### Exercise brief
The records that follow are to be repeated without alteration.
— Start Listed records —
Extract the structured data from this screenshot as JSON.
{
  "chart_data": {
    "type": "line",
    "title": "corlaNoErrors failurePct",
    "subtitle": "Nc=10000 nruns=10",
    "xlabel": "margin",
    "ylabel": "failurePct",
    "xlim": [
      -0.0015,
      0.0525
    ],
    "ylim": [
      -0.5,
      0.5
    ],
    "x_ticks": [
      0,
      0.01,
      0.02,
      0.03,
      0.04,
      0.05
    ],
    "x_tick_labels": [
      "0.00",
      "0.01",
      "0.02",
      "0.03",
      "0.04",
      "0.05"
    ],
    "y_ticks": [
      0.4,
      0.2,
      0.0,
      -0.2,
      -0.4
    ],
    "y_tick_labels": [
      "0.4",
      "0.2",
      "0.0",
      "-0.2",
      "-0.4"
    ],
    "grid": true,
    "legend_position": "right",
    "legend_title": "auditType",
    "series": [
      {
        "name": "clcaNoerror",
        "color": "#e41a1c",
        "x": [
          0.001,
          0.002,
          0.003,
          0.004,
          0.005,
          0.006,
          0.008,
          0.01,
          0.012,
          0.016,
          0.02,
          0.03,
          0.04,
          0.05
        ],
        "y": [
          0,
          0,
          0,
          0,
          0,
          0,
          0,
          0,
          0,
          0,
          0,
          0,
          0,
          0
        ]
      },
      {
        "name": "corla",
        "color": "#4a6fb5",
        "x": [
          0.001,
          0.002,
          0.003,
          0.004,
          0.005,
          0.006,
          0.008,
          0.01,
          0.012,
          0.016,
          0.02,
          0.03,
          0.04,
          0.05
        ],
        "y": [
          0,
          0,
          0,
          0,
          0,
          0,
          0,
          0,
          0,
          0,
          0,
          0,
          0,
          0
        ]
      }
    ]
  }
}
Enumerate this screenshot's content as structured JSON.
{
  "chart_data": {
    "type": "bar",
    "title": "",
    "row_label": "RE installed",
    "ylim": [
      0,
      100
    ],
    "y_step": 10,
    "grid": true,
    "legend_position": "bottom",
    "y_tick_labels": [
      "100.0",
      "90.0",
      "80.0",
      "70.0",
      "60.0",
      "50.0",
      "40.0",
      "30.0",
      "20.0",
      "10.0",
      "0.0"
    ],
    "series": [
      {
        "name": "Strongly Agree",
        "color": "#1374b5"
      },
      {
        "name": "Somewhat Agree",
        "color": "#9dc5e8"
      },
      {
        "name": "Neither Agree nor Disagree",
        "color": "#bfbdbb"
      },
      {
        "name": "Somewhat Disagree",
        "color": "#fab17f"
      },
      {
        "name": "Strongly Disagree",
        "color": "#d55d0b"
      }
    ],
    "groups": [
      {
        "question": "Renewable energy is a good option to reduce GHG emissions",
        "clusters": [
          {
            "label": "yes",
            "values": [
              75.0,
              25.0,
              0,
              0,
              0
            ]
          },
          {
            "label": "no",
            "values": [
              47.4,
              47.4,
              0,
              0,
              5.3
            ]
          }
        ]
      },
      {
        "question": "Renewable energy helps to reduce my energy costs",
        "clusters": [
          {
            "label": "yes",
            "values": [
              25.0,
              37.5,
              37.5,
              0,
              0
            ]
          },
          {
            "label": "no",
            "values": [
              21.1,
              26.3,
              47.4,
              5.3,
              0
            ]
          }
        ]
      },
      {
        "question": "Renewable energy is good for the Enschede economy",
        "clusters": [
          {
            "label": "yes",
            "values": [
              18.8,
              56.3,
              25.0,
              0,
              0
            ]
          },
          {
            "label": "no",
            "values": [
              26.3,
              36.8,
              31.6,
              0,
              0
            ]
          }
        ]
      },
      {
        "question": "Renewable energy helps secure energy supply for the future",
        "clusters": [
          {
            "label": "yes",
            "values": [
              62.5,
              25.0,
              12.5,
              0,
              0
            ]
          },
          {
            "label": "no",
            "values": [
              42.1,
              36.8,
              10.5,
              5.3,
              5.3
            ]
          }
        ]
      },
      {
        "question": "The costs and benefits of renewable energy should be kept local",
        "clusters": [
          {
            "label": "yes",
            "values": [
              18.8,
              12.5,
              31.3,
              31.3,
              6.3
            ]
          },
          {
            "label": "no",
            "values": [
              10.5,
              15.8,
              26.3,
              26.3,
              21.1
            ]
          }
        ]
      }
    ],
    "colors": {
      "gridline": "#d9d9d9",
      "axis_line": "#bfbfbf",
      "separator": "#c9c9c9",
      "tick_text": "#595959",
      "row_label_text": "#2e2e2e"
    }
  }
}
— End Listed records —
### Reply to the exercise
Extract the structured data from this screenshot as JSON.
{
  "chart_data": {
    "type": "line",
    "title": "corlaNoErrors failurePct",
    "subtitle": "Nc=10000 nruns=10",
    "xlabel": "margin",
    "ylabel": "failurePct",
    "xlim": [
      -0.0015,
      0.0525
    ],
    "ylim": [
      -0.5,
      0.5
    ],
    "x_ticks": [
      0,
      0.01,
      0.02,
      0.03,
      0.04,
      0.05
    ],
    "x_tick_labels": [
      "0.00",
      "0.01",
      "0.02",
      "0.03",
      "0.04",
      "0.05"
    ],
    "y_ticks": [
      0.4,
      0.2,
      0.0,
      -0.2,
      -0.4
    ],
    "y_tick_labels": [
      "0.4",
      "0.2",
      "0.0",
      "-0.2",
      "-0.4"
    ],
    "grid": true,
    "legend_position": "right",
    "legend_title": "auditType",
    "series": [
      {
        "name": "clcaNoerror",
        "color": "#e41a1c",
        "x": [
          0.001,
          0.002,
          0.003,
          0.004,
          0.005,
          0.006,
          0.008,
          0.01,
          0.012,
          0.016,
          0.02,
          0.03,
          0.04,
          0.05
        ],
        "y": [
          0,
          0,
          0,
          0,
          0,
          0,
          0,
          0,
          0,
          0,
          0,
          0,
          0,
          0
        ]
      },
      {
        "name": "corla",
        "color": "#4a6fb5",
        "x": [
          0.001,
          0.002,
          0.003,
          0.004,
          0.005,
          0.006,
          0.008,
          0.01,
          0.012,
          0.016,
          0.02,
          0.03,
          0.04,
          0.05
        ],
        "y": [
          0,
          0,
          0,
          0,
          0,
          0,
          0,
          0,
          0,
          0,
          0,
          0,
          0,
          0
        ]
      }
    ]
  }
}
Enumerate this screenshot's content as structured JSON.
{
  "chart_data": {
    "type": "bar",
    "title": "",
    "row_label": "RE installed",
    "ylim": [
      0,
      100
    ],
    "y_step": 10,
    "grid": true,
    "legend_position": "bottom",
    "y_tick_labels": [
      "100.0",
      "90.0",
      "80.0",
      "70.0",
      "60.0",
      "50.0",
      "40.0",
      "30.0",
      "20.0",
      "10.0",
      "0.0"
    ],
    "series": [
      {
        "name": "Strongly Agree",
        "color": "#1374b5"
      },
      {
        "name": "Somewhat Agree",
        "color": "#9dc5e8"
      },
      {
        "name": "Neither Agree nor Disagree",
        "color": "#bfbdbb"
      },
      {
        "name": "Somewhat Disagree",
        "color": "#fab17f"
      },
      {
        "name": "Strongly Disagree",
        "color": "#d55d0b"
      }
    ],
    "groups": [
      {
        "question": "Renewable energy is a good option to reduce GHG emissions",
        "clusters": [
          {
            "label": "yes",
            "values": [
              75.0,
              25.0,
              0,
              0,
              0
            ]
          },
          {
            "label": "no",
            "values": [
              47.4,
              47.4,
              0,
              0,
              5.3
            ]
          }
        ]
      },
      {
        "question": "Renewable energy helps to reduce my energy costs",
        "clusters": [
          {
            "label": "yes",
            "values": [
              25.0,
              37.5,
              37.5,
              0,
              0
            ]
          },
          {
            "label": "no",
            "values": [
              21.1,
              26.3,
              47.4,
              5.3,
              0
            ]
          }
        ]
      },
      {
        "question": "Renewable energy is good for the Enschede economy",
        "clusters": [
          {
            "label": "yes",
            "values": [
              18.8,
              56.3,
              25.0,
              0,
              0
            ]
          },
          {
            "label": "no",
            "values": [
              26.3,
              36.8,
              31.6,
              0,
              0
            ]
          }
        ]
      },
      {
        "question": "Renewable energy helps secure energy supply for the future",
        "clusters": [
          {
            "label": "yes",
            "values": [
              62.5,
              25.0,
              12.5,
              0,
              0
            ]
          },
          {
            "label": "no",
            "values": [
              42.1,
              36.8,
              10.5,
              5.3,
              5.3
            ]
          }
        ]
      },
      {
        "question": "The costs and benefits of renewable energy should be kept local",
        "clusters": [
          {
            "label": "yes",
            "values": [
              18.8,
              12.5,
              31.3,
              31.3,
              6.3
            ]
          },
          {
            "label": "no",
            "values": [
              10.5,
              15.8,
              26.3,
              26.3,
              21.1
            ]
          }
        ]
      }
    ],
    "colors": {
      "gridline": "#d9d9d9",
      "axis_line": "#bfbfbf",
      "separator": "#c9c9c9",
      "tick_text": "#595959",
      "row_label_text": "#2e2e2e"
    }
  }
}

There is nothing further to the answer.